TASK ITEM: Write out the part of the 1932 in Afghanistan page that runs from "- Decades:: 1910s;" to "1932 in Afghanistan.", word for word.

======== DOCUMENT SEGMENT

- Decades:: 1910s; 1920s; 1930s; 1940s; 1950s;
- See also:: Other events of 1932 List of years in Afghanistan

= 1932 in Afghanistan =

The following lists events that happened during 1932 in Afghanistan.

Kabul University is established. Initially, only a faculty of medicine exists.

==Incumbents==
- Monarch – Mohammed Nadir Shah
- Prime Minister – Mohammad Hashim Khan

==February 1932==
Towards the end of the month, the new Fundamental Rules of the Afghan government are promulgated in an issue of the Islah of Kabul. These rules declare Afghanistan to be fully independent in both external and internal affairs, with Kabul as its capital. Islam is to be the country's official religion, and Sharia (Islamic law) is to be binding. Afghan subjects are to enjoy liberty of person and freedom in all matters of trade, industry, and agriculture, while slavery and forced labour are prohibited. A Council of State (Majlis-i-Shora-Milli) consisting of 120 elected representatives from the provinces will review proposals for new laws. Additionally, there will be a 40-member Chamber of Notables (Majlis-i-Ayan) selected and appointed by the king. Primary education is made compulsory, and foreign newspapers that do not offend the religion and policy of the state will be free to enter Afghanistan.

================
======== RECORDS PROVIDED

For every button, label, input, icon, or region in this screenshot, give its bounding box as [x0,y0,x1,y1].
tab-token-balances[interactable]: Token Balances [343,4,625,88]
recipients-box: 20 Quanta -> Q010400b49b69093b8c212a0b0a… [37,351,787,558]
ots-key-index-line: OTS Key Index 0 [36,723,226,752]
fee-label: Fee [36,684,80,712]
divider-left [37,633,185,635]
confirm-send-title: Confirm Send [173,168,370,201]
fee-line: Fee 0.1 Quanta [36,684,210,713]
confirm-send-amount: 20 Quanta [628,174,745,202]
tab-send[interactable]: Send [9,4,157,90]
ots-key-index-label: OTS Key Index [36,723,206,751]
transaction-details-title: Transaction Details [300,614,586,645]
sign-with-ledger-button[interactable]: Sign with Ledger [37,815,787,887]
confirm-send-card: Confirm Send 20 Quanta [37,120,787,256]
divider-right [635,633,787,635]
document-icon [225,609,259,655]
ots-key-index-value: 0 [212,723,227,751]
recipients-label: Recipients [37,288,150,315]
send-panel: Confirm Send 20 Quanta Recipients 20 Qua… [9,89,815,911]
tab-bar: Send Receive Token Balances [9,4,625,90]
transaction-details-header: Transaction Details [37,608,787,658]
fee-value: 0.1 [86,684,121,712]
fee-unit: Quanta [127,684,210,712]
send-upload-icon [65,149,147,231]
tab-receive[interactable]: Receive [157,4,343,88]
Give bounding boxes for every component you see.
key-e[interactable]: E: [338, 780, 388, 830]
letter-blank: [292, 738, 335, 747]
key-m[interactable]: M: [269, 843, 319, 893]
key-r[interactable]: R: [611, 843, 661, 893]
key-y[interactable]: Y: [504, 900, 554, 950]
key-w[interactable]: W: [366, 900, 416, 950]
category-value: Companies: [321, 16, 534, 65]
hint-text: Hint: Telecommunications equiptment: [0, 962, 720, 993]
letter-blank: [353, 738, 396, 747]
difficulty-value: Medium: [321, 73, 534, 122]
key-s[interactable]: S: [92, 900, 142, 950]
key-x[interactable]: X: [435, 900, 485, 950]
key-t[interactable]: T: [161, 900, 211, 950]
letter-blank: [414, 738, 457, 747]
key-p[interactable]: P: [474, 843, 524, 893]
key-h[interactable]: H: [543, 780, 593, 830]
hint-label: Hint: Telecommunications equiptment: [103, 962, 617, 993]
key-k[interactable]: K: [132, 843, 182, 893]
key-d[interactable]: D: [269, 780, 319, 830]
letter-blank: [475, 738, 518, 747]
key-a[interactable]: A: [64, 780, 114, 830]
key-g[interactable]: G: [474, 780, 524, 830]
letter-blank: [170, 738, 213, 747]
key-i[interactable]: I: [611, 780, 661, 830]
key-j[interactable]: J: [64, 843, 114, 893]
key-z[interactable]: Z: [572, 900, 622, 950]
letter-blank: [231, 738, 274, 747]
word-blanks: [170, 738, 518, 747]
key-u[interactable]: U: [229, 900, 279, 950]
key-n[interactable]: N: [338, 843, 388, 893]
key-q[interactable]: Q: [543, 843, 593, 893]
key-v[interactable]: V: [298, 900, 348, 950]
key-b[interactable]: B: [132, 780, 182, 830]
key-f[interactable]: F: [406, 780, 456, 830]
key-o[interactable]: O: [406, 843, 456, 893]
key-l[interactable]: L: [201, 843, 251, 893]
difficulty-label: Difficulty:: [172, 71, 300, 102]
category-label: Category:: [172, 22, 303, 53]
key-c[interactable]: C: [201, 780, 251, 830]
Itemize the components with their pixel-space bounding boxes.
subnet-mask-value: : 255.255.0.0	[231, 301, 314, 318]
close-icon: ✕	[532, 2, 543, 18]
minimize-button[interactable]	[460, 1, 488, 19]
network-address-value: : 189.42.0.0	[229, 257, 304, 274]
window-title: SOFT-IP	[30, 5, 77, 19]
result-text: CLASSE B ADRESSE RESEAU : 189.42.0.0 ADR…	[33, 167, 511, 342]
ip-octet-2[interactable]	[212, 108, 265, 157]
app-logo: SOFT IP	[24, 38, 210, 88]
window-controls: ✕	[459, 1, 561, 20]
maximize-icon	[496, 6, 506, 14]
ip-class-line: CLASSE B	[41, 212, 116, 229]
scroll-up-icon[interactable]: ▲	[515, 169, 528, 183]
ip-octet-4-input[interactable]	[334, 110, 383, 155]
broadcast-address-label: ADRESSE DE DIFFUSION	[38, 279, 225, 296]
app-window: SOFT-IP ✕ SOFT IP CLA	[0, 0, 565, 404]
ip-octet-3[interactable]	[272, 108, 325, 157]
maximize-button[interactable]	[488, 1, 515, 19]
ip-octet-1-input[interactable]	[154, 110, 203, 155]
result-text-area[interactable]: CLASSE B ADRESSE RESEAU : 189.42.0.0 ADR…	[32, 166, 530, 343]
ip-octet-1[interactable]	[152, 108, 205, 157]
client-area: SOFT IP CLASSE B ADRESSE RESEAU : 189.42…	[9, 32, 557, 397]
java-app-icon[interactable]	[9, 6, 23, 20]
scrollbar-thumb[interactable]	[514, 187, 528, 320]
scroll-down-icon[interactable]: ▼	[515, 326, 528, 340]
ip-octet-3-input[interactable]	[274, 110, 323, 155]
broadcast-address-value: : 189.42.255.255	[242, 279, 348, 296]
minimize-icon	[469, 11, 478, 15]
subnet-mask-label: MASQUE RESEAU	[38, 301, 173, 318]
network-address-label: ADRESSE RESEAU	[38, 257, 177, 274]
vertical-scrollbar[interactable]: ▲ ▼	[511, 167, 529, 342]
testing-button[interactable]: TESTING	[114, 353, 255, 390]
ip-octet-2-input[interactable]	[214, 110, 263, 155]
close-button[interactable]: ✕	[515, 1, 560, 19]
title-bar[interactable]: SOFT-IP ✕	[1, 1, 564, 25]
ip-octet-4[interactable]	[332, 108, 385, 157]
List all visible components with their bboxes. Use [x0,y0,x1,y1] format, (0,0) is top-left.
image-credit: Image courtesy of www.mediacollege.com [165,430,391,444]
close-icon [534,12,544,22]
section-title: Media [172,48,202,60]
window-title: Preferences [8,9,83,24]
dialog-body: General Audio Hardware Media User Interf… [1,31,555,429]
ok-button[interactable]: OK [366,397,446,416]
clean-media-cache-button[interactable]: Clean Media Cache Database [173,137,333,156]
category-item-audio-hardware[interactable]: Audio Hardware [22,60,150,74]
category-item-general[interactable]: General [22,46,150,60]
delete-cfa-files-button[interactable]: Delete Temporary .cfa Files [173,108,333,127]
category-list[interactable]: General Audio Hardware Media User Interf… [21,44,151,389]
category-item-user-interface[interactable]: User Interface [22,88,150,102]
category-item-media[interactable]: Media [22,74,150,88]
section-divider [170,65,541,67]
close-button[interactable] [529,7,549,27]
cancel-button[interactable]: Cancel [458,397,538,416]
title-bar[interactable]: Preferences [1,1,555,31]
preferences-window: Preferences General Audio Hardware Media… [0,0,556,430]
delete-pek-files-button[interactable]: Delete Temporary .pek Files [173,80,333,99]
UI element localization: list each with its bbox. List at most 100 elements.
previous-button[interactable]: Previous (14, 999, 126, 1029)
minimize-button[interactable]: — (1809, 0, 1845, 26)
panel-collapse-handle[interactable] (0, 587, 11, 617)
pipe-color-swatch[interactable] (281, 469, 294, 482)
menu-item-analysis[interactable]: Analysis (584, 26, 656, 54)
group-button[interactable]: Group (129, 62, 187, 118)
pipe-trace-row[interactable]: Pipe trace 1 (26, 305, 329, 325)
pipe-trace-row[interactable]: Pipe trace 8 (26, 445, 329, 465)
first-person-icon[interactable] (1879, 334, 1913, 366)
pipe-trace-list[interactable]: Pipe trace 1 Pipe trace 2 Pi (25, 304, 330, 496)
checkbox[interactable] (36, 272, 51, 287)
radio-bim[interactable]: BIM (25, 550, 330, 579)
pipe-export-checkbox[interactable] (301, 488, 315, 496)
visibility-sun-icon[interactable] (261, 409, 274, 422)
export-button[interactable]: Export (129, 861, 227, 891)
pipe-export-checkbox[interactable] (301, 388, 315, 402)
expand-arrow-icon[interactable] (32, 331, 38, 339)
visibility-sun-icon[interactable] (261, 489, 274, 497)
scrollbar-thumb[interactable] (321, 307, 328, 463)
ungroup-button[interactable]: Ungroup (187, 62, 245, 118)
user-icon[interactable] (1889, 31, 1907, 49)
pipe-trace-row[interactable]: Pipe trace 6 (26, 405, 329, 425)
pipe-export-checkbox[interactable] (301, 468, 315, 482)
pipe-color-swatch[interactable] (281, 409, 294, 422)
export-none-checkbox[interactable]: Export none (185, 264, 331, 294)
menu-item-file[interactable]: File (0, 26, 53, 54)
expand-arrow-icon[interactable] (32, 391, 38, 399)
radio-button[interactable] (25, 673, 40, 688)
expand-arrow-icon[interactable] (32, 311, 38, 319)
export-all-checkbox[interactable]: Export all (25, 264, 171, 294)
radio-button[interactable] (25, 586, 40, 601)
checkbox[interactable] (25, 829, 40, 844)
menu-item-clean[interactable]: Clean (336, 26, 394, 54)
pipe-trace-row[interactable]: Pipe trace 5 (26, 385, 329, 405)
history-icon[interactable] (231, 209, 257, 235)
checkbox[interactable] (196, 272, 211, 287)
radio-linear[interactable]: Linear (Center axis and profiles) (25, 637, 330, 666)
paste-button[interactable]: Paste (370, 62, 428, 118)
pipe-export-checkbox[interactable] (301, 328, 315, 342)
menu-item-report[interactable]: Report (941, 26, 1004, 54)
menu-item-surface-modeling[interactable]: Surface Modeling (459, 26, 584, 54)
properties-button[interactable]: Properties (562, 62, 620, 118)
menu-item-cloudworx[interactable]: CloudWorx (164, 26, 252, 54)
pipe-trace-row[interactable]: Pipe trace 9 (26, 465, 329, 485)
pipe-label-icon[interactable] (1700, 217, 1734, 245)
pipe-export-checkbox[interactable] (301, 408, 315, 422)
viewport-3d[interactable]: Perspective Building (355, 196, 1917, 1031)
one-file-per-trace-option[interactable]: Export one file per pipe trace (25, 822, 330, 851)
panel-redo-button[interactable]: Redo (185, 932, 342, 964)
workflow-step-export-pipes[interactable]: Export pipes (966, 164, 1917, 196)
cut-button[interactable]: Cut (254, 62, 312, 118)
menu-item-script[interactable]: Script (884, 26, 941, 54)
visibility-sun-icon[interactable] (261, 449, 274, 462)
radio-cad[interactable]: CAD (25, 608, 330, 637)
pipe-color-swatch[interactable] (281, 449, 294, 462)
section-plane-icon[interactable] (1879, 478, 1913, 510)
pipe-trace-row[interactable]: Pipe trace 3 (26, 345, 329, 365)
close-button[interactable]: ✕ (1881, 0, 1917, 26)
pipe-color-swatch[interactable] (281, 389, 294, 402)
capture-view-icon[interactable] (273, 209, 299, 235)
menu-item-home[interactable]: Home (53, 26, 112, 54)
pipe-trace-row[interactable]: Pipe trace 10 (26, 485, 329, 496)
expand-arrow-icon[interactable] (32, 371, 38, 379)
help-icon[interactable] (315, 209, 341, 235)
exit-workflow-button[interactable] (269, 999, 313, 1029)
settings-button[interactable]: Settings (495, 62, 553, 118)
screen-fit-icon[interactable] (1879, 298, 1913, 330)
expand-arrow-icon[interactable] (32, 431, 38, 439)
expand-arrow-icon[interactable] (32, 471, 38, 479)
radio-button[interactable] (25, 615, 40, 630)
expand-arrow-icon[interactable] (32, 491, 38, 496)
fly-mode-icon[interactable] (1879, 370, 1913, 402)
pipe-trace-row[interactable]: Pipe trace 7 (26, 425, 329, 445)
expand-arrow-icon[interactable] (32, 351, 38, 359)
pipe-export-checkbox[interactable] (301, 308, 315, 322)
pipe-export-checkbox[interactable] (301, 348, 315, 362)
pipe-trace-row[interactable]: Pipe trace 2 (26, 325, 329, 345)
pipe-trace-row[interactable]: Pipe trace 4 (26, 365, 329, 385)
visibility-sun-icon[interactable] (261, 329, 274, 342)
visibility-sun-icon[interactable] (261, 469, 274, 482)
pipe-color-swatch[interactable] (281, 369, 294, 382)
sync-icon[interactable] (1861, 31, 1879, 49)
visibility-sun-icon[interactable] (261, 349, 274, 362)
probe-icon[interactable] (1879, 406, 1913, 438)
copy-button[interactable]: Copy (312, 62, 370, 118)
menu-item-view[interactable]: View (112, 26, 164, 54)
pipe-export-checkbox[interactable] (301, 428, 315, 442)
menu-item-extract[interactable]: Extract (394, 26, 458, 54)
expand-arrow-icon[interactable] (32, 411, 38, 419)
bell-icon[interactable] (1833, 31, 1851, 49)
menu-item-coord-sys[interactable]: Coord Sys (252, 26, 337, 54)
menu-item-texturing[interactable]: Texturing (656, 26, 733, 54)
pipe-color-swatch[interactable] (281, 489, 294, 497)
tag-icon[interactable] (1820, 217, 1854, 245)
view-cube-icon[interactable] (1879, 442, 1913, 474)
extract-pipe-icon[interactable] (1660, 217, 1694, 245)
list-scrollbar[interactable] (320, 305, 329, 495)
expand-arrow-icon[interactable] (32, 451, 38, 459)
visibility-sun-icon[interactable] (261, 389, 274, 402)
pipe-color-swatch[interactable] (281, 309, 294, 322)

================

SOLUTION TO THIS PROBLEM:
- Decades:: 1910s; 1920s; 1930s; 1940s; 1950s;
- See also:: Other events of 1932 List of years in Afghanistan

= 1932 in Afghanistan =

The following lists events that happened during 1932 in Afghanistan.